Dataset entries
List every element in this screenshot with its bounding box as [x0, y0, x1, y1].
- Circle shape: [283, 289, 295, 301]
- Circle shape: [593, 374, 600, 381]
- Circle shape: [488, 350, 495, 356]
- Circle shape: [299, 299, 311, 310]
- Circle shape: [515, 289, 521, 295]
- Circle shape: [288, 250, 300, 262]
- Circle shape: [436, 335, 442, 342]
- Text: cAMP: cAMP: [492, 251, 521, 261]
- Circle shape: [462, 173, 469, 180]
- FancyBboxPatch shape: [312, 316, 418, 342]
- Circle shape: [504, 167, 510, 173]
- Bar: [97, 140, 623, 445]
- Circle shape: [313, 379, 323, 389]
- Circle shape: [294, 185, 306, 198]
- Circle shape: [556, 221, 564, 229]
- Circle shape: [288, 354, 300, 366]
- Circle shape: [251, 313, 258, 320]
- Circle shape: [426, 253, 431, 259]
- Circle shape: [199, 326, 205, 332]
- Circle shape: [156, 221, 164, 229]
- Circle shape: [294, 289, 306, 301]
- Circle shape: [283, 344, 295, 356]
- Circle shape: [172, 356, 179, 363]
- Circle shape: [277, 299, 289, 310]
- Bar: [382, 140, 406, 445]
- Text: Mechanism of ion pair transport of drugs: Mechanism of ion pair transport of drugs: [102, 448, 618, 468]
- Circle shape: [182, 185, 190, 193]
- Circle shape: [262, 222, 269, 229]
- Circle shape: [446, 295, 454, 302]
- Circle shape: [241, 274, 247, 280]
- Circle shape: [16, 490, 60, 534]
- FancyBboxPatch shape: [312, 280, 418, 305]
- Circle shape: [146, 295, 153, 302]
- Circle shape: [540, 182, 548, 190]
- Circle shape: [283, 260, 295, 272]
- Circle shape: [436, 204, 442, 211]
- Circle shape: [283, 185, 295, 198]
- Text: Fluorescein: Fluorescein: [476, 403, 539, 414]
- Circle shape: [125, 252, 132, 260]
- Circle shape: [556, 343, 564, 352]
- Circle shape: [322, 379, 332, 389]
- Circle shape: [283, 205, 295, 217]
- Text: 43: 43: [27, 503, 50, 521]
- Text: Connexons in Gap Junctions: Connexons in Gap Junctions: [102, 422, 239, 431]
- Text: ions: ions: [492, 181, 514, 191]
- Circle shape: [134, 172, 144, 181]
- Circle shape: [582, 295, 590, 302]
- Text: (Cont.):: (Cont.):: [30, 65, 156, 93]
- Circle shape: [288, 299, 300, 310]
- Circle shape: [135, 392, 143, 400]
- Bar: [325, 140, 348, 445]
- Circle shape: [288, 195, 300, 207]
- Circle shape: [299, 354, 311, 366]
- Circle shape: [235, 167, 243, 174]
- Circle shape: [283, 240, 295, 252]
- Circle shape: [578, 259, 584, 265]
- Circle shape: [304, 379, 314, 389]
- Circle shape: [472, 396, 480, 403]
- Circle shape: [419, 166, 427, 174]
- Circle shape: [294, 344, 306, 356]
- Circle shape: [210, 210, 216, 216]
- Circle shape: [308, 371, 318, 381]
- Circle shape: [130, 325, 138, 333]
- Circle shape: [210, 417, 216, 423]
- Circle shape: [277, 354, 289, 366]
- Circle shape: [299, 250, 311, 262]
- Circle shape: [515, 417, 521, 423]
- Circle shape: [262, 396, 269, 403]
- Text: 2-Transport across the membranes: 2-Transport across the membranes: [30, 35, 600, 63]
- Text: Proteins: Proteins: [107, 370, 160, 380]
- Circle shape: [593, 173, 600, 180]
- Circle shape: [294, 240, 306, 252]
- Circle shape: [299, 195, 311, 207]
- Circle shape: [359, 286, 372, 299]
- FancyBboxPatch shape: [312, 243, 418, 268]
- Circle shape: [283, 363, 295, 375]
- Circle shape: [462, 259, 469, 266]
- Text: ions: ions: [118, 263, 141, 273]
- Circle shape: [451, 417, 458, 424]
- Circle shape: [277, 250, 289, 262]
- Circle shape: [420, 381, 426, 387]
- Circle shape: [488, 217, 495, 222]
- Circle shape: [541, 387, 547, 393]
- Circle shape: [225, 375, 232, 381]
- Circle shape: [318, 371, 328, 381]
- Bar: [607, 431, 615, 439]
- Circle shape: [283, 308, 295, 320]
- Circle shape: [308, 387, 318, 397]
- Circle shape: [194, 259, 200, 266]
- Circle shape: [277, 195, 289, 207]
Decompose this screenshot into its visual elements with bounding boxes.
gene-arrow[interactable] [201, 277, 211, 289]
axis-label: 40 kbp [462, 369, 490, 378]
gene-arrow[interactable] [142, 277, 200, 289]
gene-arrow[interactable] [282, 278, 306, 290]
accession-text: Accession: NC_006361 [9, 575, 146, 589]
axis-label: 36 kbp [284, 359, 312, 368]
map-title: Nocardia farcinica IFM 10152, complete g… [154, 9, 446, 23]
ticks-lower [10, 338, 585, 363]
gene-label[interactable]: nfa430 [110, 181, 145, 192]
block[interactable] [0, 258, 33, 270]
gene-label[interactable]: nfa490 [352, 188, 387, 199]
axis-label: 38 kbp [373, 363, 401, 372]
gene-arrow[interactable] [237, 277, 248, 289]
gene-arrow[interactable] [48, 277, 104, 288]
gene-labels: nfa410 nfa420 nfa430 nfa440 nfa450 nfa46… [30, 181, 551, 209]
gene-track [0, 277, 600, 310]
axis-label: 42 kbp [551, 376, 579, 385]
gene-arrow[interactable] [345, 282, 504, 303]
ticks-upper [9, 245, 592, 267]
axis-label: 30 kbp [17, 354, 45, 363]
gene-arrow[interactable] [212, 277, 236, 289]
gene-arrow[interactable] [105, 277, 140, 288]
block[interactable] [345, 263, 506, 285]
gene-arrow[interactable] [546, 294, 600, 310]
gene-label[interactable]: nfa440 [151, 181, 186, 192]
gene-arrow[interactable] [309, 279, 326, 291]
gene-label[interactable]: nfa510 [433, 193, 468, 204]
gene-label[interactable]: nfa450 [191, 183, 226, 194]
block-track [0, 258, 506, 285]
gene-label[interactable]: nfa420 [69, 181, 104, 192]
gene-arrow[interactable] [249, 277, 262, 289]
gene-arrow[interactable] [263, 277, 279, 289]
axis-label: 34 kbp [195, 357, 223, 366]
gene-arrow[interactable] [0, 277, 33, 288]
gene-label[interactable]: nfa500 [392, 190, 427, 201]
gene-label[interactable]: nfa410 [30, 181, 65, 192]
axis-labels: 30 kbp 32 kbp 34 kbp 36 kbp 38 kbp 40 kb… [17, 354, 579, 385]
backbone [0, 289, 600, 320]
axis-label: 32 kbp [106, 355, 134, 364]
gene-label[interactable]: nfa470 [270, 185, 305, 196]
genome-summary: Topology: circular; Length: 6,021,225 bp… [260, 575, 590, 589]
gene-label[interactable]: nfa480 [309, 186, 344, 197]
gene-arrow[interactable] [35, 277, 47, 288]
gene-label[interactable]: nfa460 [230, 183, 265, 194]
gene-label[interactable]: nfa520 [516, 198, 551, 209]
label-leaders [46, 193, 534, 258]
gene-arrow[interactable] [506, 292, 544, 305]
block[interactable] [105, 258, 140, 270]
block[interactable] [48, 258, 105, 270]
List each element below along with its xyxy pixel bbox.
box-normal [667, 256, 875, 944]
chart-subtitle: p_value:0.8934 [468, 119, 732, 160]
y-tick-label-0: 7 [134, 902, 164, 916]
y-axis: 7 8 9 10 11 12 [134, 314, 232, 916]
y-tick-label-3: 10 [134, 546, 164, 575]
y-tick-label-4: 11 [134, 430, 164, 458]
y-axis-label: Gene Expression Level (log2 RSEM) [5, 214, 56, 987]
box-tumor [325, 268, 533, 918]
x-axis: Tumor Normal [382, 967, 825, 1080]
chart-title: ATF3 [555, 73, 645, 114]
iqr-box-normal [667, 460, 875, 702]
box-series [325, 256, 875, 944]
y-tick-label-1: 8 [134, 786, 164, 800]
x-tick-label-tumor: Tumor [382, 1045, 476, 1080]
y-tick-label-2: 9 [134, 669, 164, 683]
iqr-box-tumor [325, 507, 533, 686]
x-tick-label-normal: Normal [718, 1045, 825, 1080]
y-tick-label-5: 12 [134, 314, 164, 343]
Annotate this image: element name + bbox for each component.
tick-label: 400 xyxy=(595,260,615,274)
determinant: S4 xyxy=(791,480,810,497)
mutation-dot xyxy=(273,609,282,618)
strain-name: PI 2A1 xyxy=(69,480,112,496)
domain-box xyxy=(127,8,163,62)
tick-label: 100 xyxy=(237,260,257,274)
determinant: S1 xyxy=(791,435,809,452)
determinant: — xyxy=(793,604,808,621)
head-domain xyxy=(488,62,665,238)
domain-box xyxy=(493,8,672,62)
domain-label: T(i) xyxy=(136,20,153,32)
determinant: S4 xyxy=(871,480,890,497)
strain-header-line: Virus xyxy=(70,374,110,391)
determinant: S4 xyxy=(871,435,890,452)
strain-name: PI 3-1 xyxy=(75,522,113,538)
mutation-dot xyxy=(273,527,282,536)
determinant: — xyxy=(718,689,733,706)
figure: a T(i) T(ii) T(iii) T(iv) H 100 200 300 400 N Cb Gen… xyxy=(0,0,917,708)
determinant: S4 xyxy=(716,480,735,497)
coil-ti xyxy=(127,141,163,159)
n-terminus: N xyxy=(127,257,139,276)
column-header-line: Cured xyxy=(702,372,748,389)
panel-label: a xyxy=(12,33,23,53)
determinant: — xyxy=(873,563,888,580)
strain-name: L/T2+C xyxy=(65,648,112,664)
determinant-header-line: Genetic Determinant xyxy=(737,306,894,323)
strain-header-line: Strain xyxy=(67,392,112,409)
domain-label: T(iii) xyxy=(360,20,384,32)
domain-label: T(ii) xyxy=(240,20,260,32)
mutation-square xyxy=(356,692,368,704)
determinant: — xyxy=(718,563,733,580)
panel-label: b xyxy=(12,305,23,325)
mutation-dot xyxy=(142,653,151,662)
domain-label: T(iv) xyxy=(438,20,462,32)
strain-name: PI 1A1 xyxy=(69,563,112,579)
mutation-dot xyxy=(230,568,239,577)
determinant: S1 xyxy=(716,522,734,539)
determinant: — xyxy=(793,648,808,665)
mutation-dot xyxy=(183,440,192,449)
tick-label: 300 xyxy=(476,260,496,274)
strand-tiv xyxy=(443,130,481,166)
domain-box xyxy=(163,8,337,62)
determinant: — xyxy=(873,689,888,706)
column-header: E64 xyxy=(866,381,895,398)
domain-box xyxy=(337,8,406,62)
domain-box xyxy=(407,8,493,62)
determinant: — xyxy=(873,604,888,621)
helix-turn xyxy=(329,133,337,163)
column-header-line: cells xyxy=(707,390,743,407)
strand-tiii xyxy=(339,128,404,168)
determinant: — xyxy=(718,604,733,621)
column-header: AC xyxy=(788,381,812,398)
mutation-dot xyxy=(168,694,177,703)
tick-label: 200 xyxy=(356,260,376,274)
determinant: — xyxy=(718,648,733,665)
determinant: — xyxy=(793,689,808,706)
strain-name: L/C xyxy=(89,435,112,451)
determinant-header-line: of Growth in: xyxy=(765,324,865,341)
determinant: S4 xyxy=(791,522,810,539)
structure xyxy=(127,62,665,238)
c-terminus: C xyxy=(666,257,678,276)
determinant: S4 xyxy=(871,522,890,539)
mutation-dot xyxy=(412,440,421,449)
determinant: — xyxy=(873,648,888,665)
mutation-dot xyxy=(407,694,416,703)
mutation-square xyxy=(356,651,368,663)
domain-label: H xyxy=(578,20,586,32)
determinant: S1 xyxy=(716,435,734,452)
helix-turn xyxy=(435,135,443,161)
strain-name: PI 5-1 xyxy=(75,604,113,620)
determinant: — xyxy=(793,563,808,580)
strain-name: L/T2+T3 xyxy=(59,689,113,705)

• **PROMPT**
Of the lines above, show those in which "turn" appears.

• **ANSWER BOX**
helix-turn xyxy=(329,133,337,163)
helix-turn xyxy=(435,135,443,161)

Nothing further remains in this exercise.